- Exercise:
Skip the pictures. Reproduce all other material exactly.

Saved data entries:
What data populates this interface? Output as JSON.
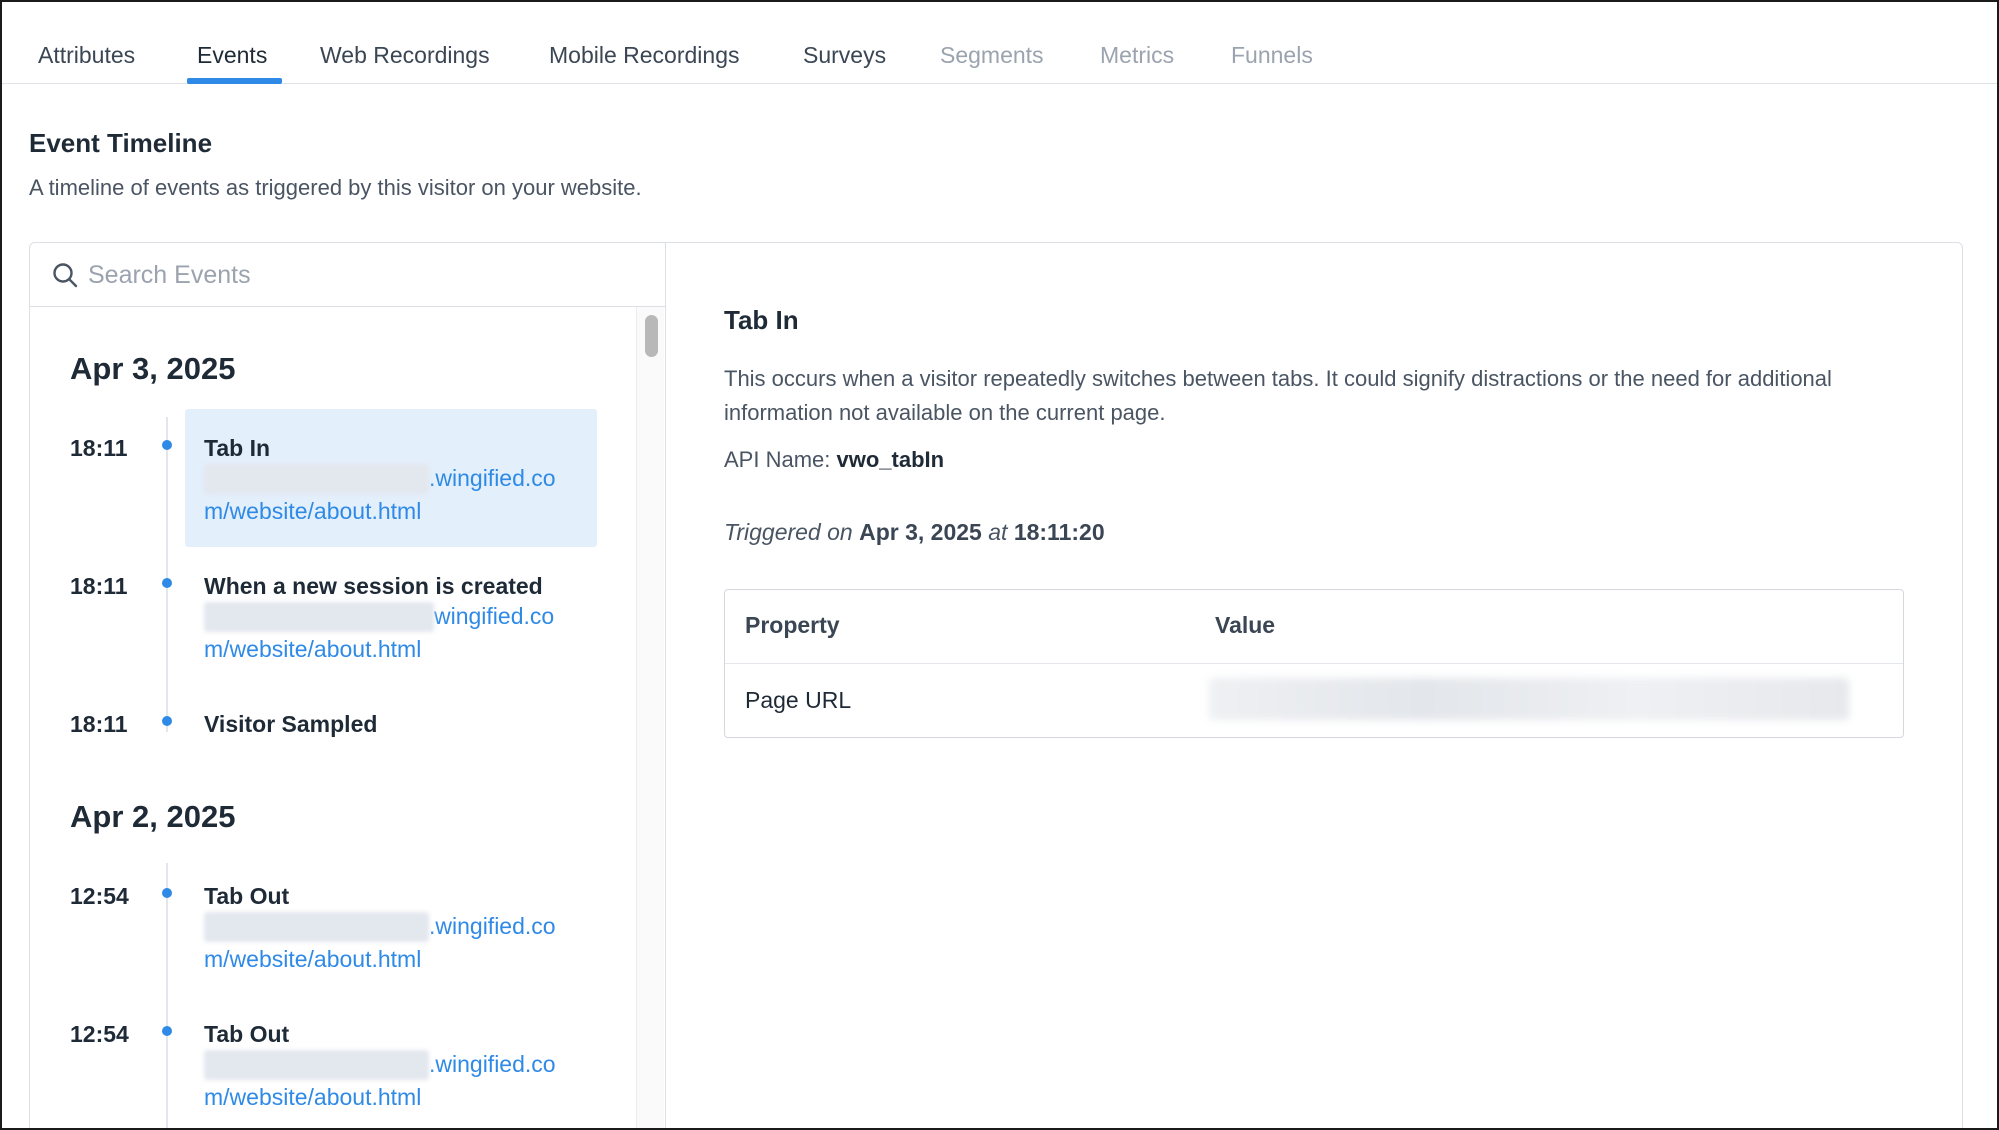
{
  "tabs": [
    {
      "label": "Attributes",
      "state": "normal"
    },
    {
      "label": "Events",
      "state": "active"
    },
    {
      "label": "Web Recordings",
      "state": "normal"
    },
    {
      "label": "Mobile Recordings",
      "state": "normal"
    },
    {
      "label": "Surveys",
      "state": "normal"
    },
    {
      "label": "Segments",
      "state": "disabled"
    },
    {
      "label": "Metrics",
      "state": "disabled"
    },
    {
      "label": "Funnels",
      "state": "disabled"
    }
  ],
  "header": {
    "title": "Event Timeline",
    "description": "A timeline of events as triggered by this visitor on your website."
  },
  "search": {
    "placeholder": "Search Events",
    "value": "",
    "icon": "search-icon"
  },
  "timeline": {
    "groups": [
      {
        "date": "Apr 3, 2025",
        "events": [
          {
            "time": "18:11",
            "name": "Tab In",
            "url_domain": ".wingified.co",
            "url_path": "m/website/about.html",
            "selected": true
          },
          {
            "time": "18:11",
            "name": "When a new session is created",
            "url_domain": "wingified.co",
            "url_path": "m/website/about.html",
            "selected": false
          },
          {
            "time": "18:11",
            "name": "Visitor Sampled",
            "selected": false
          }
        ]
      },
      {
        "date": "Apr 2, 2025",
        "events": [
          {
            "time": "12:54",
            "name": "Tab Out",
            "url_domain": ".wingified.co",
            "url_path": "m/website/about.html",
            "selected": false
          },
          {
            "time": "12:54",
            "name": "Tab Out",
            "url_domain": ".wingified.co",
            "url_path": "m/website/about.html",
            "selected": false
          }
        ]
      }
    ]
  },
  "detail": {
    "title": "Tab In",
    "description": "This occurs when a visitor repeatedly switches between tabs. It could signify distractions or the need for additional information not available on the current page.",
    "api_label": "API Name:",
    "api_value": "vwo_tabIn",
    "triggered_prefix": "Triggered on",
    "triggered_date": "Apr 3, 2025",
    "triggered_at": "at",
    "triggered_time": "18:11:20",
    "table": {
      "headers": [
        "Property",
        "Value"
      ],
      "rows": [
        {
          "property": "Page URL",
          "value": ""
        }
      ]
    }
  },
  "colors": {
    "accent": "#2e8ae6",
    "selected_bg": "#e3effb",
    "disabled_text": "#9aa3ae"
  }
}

- Solution for this problem:
What data populates this interface? Output as JSON.
{
  "tabs": [
    {
      "label": "Attributes",
      "state": "normal"
    },
    {
      "label": "Events",
      "state": "active"
    },
    {
      "label": "Web Recordings",
      "state": "normal"
    },
    {
      "label": "Mobile Recordings",
      "state": "normal"
    },
    {
      "label": "Surveys",
      "state": "normal"
    },
    {
      "label": "Segments",
      "state": "disabled"
    },
    {
      "label": "Metrics",
      "state": "disabled"
    },
    {
      "label": "Funnels",
      "state": "disabled"
    }
  ],
  "header": {
    "title": "Event Timeline",
    "description": "A timeline of events as triggered by this visitor on your website."
  },
  "search": {
    "placeholder": "Search Events",
    "value": "",
    "icon": "search-icon"
  },
  "timeline": {
    "groups": [
      {
        "date": "Apr 3, 2025",
        "events": [
          {
            "time": "18:11",
            "name": "Tab In",
            "url_domain": ".wingified.co",
            "url_path": "m/website/about.html",
            "selected": true
          },
          {
            "time": "18:11",
            "name": "When a new session is created",
            "url_domain": "wingified.co",
            "url_path": "m/website/about.html",
            "selected": false
          },
          {
            "time": "18:11",
            "name": "Visitor Sampled",
            "selected": false
          }
        ]
      },
      {
        "date": "Apr 2, 2025",
        "events": [
          {
            "time": "12:54",
            "name": "Tab Out",
            "url_domain": ".wingified.co",
            "url_path": "m/website/about.html",
            "selected": false
          },
          {
            "time": "12:54",
            "name": "Tab Out",
            "url_domain": ".wingified.co",
            "url_path": "m/website/about.html",
            "selected": false
          }
        ]
      }
    ]
  },
  "detail": {
    "title": "Tab In",
    "description": "This occurs when a visitor repeatedly switches between tabs. It could signify distractions or the need for additional information not available on the current page.",
    "api_label": "API Name:",
    "api_value": "vwo_tabIn",
    "triggered_prefix": "Triggered on",
    "triggered_date": "Apr 3, 2025",
    "triggered_at": "at",
    "triggered_time": "18:11:20",
    "table": {
      "headers": [
        "Property",
        "Value"
      ],
      "rows": [
        {
          "property": "Page URL",
          "value": ""
        }
      ]
    }
  },
  "colors": {
    "accent": "#2e8ae6",
    "selected_bg": "#e3effb",
    "disabled_text": "#9aa3ae"
  }
}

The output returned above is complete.